▸ **RAW DATA**:
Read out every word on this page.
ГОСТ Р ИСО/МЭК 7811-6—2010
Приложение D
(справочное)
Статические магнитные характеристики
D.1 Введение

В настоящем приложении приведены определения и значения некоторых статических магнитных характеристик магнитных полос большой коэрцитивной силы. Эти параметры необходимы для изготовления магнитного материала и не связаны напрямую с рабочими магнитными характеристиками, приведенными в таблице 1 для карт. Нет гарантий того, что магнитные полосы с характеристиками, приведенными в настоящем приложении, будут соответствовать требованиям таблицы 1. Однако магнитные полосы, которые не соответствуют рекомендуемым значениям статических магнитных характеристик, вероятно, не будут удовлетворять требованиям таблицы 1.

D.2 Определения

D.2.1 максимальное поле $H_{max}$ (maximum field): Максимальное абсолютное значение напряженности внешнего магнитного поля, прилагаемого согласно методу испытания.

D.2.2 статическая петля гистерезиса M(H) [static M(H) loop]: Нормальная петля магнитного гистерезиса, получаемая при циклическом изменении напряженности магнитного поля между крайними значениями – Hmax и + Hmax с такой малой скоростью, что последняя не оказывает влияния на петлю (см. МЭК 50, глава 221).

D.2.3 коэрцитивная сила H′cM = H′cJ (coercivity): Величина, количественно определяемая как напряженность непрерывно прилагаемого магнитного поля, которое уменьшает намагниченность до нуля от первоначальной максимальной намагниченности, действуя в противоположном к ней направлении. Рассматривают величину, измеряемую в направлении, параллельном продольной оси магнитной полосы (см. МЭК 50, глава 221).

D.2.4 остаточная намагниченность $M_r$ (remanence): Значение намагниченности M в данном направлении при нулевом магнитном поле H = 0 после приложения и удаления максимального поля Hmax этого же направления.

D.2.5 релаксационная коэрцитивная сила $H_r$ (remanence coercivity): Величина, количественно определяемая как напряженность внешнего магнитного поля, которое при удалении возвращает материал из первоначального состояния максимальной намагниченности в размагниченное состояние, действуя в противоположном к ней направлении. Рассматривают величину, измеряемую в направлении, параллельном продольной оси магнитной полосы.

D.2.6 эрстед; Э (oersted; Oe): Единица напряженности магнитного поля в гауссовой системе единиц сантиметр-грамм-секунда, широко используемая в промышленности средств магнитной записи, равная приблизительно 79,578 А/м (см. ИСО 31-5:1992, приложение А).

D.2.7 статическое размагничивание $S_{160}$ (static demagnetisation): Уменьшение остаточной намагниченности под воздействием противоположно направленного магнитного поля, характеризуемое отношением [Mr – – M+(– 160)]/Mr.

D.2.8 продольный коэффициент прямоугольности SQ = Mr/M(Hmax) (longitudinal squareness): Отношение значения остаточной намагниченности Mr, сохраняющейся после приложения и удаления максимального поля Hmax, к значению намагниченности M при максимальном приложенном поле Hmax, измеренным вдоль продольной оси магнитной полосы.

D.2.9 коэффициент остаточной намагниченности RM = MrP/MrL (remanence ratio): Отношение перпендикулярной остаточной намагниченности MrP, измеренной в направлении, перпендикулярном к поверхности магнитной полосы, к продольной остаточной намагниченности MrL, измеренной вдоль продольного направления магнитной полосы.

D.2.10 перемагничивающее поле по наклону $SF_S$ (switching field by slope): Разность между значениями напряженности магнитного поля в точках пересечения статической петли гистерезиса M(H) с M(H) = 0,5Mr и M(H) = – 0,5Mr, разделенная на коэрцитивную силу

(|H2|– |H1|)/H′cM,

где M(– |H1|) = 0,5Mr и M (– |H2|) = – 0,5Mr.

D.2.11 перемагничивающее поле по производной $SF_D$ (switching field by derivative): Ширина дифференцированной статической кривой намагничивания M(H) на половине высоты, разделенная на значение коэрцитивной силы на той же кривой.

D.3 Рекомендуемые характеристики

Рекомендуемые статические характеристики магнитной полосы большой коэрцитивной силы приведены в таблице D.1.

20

▸ **WHAT THE TASK ASKS**:
Using the listing, say how many lines include the word "Рекомендуемые", and add nothing else.

▸ **EXERCISE OUTPUT**:
2